## Dataset excerpts
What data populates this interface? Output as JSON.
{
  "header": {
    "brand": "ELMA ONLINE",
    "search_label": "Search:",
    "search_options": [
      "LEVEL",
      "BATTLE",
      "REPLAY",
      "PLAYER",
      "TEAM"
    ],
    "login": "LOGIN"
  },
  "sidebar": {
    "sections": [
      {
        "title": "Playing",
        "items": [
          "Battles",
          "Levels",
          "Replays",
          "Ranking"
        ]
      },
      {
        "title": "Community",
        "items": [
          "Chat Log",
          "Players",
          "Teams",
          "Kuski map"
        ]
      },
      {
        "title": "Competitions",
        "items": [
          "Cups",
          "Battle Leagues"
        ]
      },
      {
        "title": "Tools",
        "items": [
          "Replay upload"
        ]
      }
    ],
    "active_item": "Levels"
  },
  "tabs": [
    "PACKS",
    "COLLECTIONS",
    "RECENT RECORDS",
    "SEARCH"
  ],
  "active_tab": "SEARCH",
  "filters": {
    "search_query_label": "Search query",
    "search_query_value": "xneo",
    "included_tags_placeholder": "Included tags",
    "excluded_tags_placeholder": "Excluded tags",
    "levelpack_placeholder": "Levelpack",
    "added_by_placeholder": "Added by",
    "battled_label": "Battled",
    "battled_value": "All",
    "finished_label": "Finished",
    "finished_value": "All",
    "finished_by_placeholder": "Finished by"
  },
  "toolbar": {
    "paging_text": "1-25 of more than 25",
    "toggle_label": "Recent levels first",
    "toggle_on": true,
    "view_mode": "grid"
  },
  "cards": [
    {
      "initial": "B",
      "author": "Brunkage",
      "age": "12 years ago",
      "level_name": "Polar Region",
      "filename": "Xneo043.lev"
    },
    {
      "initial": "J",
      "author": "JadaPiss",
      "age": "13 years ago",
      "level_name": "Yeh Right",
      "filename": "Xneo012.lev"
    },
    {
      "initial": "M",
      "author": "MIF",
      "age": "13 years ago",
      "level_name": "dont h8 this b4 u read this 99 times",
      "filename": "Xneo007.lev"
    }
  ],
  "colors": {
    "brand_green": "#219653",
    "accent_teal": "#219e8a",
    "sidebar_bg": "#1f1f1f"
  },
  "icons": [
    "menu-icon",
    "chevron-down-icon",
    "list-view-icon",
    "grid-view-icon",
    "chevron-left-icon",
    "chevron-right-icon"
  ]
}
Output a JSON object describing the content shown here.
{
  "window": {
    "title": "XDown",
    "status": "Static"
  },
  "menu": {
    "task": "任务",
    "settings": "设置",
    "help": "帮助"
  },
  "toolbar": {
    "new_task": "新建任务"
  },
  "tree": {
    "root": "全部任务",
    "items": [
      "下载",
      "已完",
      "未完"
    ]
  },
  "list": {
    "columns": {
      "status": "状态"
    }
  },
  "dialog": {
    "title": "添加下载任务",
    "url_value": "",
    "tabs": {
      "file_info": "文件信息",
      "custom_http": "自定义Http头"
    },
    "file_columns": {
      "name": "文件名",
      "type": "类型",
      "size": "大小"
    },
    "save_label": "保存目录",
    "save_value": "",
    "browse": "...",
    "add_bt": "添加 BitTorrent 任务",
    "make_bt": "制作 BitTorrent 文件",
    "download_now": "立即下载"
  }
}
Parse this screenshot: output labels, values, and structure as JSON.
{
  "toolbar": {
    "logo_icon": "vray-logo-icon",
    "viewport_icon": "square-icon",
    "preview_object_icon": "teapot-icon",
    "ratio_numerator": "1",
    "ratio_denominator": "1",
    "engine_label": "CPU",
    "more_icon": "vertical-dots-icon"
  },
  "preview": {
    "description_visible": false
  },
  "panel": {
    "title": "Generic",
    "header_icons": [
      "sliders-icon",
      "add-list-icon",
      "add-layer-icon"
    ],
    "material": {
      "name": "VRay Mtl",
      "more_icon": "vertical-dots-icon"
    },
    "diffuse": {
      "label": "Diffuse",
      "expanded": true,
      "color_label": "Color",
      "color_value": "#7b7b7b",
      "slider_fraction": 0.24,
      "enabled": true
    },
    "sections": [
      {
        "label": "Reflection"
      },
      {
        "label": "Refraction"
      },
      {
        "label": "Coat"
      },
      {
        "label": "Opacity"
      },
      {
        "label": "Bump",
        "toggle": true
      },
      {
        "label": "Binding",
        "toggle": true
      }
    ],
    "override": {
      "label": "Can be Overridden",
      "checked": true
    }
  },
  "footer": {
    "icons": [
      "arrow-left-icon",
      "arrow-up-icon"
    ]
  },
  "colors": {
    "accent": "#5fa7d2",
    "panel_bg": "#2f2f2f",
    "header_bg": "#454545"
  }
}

## INSTRUCTIONS FOR THE TASK
Set down, word for word, only the lines running from the line with "Parse this screenshot: output" to the last line of the listing above. Both of those lines belong in your answer.

## CORRECT OUTPUT
Parse this screenshot: output labels, values, and structure as JSON.
{
  "toolbar": {
    "logo_icon": "vray-logo-icon",
    "viewport_icon": "square-icon",
    "preview_object_icon": "teapot-icon",
    "ratio_numerator": "1",
    "ratio_denominator": "1",
    "engine_label": "CPU",
    "more_icon": "vertical-dots-icon"
  },
  "preview": {
    "description_visible": false
  },
  "panel": {
    "title": "Generic",
    "header_icons": [
      "sliders-icon",
      "add-list-icon",
      "add-layer-icon"
    ],
    "material": {
      "name": "VRay Mtl",
      "more_icon": "vertical-dots-icon"
    },
    "diffuse": {
      "label": "Diffuse",
      "expanded": true,
      "color_label": "Color",
      "color_value": "#7b7b7b",
      "slider_fraction": 0.24,
      "enabled": true
    },
    "sections": [
      {
        "label": "Reflection"
      },
      {
        "label": "Refraction"
      },
      {
        "label": "Coat"
      },
      {
        "label": "Opacity"
      },
      {
        "label": "Bump",
        "toggle": true
      },
      {
        "label": "Binding",
        "toggle": true
      }
    ],
    "override": {
      "label": "Can be Overridden",
      "checked": true
    }
  },
  "footer": {
    "icons": [
      "arrow-left-icon",
      "arrow-up-icon"
    ]
  },
  "colors": {
    "accent": "#5fa7d2",
    "panel_bg": "#2f2f2f",
    "header_bg": "#454545"
  }
}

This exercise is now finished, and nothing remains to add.